Trecho selecionado ->
Zé Domingos vê crise avançar, defende congelar salários e barrar concursos
O cenário pode ser colocado em prática com a Lei do Teto de Gastos
Congelamento de salários e a suspensão de concursos públicos estão entre os caminhos apontados para solucionar o problema de falta de recursos no Estado, que este ano já registra uma receita R$ 690 milhões menor do que a estimada no orçamento.
A avaliação é do deputado Zé Domingos Fraga (PSD). O cenário pode ser colocado em prática com a Lei do Teto de Gastos, que deve chegar à Assembleia nos próximos dias. “Não tem como reduzir salário, mas a Lei do Teto permite que se faça congelamento caso não alcance dispositivo na Lei de Responsabilidade Fiscal”, argumenta Zé Domingos, presidente da Comissão de Fiscalização e Acompanhamento da Execução Orçamentária (CFAEO) da Assembleia.
Segundo ele, ninguém imaginou que a crise econômica ainda estaria forte este ano. “Nós pecamos quando inserimos 4 mil novos policiais na secretaria de Segurança Pública. Nós pecamos quando abrimos outros concursos públicos, dentre eles o que está abrindo agora para a secretaria de Educação. Isso sem dúvida tem onerado de forma significativa no orçamento do Estado.”

[Dados de análise do layout da página]
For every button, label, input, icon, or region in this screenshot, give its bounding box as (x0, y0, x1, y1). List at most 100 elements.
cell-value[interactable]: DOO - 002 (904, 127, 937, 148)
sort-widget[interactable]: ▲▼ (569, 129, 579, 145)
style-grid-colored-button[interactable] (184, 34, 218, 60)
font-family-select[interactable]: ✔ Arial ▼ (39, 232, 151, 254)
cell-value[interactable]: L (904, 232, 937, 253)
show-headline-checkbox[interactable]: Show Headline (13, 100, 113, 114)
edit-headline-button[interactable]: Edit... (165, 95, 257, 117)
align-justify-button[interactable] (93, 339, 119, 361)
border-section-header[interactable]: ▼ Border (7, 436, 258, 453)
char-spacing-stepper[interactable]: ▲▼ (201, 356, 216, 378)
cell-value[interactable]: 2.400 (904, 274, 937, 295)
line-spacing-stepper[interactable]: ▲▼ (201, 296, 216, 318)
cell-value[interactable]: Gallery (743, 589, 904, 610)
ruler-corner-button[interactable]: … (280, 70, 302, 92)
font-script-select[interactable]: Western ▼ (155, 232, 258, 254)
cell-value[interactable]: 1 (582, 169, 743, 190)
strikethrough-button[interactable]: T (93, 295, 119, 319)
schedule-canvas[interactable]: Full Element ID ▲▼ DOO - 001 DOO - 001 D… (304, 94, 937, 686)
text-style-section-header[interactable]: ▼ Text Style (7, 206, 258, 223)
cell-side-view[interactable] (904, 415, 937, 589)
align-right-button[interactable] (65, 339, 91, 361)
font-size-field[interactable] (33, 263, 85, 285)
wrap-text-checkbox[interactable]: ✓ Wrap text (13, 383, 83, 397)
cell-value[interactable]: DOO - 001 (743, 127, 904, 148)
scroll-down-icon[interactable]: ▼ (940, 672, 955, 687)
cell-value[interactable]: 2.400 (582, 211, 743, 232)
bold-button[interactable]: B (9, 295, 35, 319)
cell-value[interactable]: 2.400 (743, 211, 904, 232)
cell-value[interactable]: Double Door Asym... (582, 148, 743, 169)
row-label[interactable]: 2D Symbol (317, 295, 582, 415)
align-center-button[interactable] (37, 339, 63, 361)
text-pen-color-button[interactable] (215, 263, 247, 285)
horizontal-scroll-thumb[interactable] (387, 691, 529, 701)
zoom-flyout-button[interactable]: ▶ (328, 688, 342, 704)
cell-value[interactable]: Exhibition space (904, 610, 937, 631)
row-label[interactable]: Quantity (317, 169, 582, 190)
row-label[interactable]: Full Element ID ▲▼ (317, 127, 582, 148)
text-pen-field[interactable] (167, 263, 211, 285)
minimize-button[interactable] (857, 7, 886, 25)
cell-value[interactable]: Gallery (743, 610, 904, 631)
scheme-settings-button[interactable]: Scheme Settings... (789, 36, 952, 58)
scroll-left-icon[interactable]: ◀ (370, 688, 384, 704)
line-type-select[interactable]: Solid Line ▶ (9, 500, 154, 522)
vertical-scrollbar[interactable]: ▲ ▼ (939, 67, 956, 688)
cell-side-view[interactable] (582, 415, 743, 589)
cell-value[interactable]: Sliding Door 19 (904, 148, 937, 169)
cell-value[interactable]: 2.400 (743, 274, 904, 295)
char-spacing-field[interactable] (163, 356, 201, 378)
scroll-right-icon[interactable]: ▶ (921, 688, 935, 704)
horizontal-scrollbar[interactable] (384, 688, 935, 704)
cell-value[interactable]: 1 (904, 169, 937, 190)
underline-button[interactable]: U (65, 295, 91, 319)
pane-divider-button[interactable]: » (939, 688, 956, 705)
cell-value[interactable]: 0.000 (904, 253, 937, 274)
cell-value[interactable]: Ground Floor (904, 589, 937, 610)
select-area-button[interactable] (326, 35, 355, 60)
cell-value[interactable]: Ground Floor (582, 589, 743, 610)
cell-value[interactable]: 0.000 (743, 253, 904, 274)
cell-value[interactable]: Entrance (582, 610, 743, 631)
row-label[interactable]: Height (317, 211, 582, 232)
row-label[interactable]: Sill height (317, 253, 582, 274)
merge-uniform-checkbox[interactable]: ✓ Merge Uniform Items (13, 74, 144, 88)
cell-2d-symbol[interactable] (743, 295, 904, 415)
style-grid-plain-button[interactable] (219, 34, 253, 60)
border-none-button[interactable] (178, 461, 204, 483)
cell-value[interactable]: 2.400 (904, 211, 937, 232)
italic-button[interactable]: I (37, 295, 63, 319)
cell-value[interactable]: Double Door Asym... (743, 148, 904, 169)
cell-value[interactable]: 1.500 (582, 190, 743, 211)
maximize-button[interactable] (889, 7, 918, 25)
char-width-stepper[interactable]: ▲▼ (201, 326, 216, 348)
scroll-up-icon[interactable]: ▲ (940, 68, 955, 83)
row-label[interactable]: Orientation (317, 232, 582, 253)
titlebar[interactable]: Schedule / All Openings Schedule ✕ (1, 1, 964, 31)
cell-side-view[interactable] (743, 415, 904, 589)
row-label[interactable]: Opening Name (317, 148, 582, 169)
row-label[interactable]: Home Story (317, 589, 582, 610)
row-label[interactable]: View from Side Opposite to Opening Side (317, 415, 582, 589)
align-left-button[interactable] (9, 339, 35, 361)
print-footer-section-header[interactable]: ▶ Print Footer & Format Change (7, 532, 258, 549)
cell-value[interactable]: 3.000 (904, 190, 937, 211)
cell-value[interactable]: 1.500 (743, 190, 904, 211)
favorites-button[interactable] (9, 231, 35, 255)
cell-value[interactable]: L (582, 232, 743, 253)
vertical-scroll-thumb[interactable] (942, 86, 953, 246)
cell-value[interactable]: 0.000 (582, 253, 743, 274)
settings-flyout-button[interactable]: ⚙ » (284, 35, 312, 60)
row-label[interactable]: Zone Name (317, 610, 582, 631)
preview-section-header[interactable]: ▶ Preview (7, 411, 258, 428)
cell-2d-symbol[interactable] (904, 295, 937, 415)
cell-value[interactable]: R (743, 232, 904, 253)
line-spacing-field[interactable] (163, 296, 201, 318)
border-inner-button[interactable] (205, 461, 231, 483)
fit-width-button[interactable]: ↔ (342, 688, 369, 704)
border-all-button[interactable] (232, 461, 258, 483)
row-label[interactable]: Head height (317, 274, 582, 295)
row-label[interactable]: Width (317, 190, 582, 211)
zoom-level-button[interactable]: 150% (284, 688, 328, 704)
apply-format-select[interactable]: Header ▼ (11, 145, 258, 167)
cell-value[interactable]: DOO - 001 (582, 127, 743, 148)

Tarefas a cumprir ->
A. Responda com base na reportagem sobre a crise nas contas do Estado:
(i) Em quanto a receita do Estado deste ano está abaixo da estimada no orçamento?
(ii) Que comissão da Assembleia Zé Domingos preside?
(iii) Quantos novos policiais foram inseridos na secretaria de Segurança Pública?
B. Dê continuidade à reportagem sobre a crise nas contas do Estado a partir da última frase.
As entradas não são usadas aqui.

Resultados em ordem ->
A.
(i) R$ 690 milhões.
(ii) A Comissão de Fiscalização e Acompanhamento da Execução Orçamentária (CFAEO).
(iii) 4 mil.

B.
'Cobertor curto'
De acordo com Zé Domingos, 73% da receita corrente são destinados à folha de pagamento, 16% para custeio e 2% sobram para investimentos. Nessa linha, diz que o crescimento da folha é de R$ 200 milhões por quadrimestre.
Esse ano, o percentual da RGA está em 6,58% e deve impactar as contas públicas em mais de R$ 500 milhões. Em 2018, a estimativa é de 4,19%, já previsto na LDO.
Hoje, segundo o presidente da Assembleia Eduardo Botelho, o governo não teria mais como cortar pessoal e o Estado trabalha com 2 mil comissionados.
Por isso, defende a taxação do agronegócio para melhorar a receita, mas reconhece ser impossível aprovação nesse mandato.